Dataset excerpt
>> start

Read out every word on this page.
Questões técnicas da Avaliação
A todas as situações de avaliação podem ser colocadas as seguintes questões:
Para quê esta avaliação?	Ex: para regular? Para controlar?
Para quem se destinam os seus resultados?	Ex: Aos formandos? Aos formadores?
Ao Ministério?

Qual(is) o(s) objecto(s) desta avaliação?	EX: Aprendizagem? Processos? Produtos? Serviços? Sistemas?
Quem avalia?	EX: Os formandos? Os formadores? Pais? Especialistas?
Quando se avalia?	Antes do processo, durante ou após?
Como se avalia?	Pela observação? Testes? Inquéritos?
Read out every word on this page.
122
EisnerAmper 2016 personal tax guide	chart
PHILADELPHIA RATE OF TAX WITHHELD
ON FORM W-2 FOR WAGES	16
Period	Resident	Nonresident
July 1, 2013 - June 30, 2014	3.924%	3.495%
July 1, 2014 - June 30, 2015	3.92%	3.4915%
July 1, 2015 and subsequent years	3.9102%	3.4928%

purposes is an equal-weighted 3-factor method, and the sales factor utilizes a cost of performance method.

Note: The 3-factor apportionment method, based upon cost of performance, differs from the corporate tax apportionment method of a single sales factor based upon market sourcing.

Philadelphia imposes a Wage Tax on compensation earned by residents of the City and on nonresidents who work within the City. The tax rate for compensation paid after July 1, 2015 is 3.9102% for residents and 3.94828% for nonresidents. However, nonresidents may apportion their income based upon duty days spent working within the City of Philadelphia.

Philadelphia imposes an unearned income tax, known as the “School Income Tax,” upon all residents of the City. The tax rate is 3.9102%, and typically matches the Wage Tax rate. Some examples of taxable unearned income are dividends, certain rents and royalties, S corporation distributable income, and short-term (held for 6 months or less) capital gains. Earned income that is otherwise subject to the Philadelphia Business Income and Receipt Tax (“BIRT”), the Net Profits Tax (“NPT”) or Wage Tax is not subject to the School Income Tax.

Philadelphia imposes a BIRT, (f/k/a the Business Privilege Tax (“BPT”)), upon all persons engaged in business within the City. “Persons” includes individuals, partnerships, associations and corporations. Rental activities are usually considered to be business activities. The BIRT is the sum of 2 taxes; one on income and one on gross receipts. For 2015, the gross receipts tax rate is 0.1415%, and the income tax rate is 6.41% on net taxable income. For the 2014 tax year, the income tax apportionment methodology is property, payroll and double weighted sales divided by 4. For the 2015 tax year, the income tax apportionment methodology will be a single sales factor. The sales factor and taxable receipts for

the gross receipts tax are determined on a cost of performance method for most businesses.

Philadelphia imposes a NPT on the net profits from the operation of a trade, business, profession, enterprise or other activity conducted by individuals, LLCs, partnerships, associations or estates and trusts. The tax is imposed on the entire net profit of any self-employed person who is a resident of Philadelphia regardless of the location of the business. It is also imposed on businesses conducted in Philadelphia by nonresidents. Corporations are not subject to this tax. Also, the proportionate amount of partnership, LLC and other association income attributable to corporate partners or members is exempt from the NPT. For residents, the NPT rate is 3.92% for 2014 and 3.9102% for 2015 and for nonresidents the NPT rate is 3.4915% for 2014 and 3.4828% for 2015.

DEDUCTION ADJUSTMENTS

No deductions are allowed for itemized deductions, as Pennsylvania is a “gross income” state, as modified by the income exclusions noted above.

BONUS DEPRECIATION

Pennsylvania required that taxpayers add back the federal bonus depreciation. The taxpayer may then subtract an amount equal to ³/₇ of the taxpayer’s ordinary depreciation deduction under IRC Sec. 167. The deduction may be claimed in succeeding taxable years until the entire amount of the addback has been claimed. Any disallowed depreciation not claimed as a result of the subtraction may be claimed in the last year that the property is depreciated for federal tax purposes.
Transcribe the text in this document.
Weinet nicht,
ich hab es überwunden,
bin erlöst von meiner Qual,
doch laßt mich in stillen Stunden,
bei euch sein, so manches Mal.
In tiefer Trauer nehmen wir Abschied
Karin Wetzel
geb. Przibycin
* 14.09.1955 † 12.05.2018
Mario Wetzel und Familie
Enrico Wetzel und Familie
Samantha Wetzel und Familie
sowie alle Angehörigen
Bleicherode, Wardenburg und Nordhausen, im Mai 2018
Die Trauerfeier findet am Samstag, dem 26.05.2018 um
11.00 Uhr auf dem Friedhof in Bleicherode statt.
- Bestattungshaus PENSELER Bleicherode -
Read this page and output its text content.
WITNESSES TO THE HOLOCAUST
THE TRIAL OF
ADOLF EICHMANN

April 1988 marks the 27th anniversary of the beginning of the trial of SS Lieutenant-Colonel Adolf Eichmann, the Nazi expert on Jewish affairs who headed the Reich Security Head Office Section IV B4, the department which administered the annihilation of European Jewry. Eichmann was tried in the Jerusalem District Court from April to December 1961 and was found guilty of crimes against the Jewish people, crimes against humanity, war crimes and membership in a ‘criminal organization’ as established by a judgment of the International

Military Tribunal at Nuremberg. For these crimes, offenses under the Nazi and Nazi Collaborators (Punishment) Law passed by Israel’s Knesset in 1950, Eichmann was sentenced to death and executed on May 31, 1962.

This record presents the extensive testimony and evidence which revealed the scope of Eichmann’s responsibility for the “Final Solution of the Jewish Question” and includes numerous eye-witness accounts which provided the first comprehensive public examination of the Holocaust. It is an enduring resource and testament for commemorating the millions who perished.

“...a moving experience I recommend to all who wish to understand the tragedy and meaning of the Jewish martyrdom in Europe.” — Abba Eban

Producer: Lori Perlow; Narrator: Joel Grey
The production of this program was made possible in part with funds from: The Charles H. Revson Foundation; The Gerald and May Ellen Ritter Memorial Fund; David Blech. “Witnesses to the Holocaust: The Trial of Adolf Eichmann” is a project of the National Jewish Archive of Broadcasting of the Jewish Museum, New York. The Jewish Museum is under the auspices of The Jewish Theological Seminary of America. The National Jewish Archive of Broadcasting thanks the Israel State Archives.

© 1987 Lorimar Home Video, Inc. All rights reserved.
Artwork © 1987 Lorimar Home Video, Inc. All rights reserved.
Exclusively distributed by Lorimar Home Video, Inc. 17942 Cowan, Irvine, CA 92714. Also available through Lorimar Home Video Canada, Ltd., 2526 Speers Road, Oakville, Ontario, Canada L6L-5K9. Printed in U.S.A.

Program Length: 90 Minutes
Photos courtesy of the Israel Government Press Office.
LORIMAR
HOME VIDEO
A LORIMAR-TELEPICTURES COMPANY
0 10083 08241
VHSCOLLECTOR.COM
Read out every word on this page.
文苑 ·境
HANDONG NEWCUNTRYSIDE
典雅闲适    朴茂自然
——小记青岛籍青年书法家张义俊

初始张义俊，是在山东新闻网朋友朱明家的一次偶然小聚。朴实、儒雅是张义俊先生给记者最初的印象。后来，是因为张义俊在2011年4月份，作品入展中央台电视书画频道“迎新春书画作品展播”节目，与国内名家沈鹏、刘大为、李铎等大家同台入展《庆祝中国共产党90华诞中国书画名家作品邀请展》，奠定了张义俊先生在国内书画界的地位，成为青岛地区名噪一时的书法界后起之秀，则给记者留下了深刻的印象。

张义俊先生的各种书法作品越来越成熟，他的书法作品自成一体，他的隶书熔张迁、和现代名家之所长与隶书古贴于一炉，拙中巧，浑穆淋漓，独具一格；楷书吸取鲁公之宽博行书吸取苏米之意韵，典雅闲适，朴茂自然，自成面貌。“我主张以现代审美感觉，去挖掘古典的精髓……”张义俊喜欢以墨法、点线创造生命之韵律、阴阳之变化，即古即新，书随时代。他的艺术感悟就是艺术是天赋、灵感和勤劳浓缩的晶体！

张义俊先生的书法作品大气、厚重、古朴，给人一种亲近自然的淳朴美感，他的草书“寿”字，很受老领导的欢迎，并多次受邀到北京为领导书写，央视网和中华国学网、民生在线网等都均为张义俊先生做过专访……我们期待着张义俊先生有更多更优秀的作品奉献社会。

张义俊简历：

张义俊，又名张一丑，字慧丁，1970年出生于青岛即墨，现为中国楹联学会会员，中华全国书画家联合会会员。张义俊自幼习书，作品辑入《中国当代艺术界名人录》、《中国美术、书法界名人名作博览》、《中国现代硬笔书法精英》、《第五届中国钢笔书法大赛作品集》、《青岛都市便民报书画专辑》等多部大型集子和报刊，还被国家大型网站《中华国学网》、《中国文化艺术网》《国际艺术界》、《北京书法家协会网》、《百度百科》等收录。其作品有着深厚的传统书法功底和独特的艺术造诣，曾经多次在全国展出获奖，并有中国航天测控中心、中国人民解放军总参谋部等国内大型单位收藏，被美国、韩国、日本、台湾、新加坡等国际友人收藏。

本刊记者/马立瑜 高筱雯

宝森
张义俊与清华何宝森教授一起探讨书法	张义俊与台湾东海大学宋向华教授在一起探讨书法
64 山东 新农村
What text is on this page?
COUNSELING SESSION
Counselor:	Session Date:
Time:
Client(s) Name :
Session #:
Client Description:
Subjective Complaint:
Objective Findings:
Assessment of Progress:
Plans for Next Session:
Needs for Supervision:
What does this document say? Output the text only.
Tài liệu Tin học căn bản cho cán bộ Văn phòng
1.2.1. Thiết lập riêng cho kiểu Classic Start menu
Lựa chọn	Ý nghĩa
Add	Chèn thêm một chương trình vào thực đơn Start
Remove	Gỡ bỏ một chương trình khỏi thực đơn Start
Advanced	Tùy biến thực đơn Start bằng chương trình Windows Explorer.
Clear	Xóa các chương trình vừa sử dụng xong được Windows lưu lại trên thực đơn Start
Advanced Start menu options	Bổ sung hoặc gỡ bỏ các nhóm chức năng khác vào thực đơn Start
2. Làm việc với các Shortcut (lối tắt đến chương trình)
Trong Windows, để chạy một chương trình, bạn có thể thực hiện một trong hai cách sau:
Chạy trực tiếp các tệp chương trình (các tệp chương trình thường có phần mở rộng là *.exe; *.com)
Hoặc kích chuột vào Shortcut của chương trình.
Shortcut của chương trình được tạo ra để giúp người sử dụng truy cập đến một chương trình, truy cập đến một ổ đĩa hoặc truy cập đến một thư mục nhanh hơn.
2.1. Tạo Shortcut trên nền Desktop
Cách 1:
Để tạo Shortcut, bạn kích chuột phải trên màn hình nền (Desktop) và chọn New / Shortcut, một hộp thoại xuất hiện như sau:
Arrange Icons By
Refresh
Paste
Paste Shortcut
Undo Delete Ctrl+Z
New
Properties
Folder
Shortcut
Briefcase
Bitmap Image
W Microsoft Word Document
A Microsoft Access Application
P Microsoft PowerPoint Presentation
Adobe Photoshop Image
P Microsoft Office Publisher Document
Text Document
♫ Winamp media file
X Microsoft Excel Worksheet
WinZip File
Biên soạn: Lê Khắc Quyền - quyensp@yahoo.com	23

>> end

- _WHAT IS BEING ASKED_
Extract exactly the lines between the line containing "What does this" and the end of the data, including both.

- _RESPONSE_
What does this document say? Output the text only.
Tài liệu Tin học căn bản cho cán bộ Văn phòng
1.2.1. Thiết lập riêng cho kiểu Classic Start menu
Lựa chọn	Ý nghĩa
Add	Chèn thêm một chương trình vào thực đơn Start
Remove	Gỡ bỏ một chương trình khỏi thực đơn Start
Advanced	Tùy biến thực đơn Start bằng chương trình Windows Explorer.
Clear	Xóa các chương trình vừa sử dụng xong được Windows lưu lại trên thực đơn Start
Advanced Start menu options	Bổ sung hoặc gỡ bỏ các nhóm chức năng khác vào thực đơn Start
2. Làm việc với các Shortcut (lối tắt đến chương trình)
Trong Windows, để chạy một chương trình, bạn có thể thực hiện một trong hai cách sau:
Chạy trực tiếp các tệp chương trình (các tệp chương trình thường có phần mở rộng là *.exe; *.com)
Hoặc kích chuột vào Shortcut của chương trình.
Shortcut của chương trình được tạo ra để giúp người sử dụng truy cập đến một chương trình, truy cập đến một ổ đĩa hoặc truy cập đến một thư mục nhanh hơn.
2.1. Tạo Shortcut trên nền Desktop
Cách 1:
Để tạo Shortcut, bạn kích chuột phải trên màn hình nền (Desktop) và chọn New / Shortcut, một hộp thoại xuất hiện như sau:
Arrange Icons By
Refresh
Paste
Paste Shortcut
Undo Delete Ctrl+Z
New
Properties
Folder
Shortcut
Briefcase
Bitmap Image
W Microsoft Word Document
A Microsoft Access Application
P Microsoft PowerPoint Presentation
Adobe Photoshop Image
P Microsoft Office Publisher Document
Text Document
♫ Winamp media file
X Microsoft Excel Worksheet
WinZip File
Biên soạn: Lê Khắc Quyền - quyensp@yahoo.com	23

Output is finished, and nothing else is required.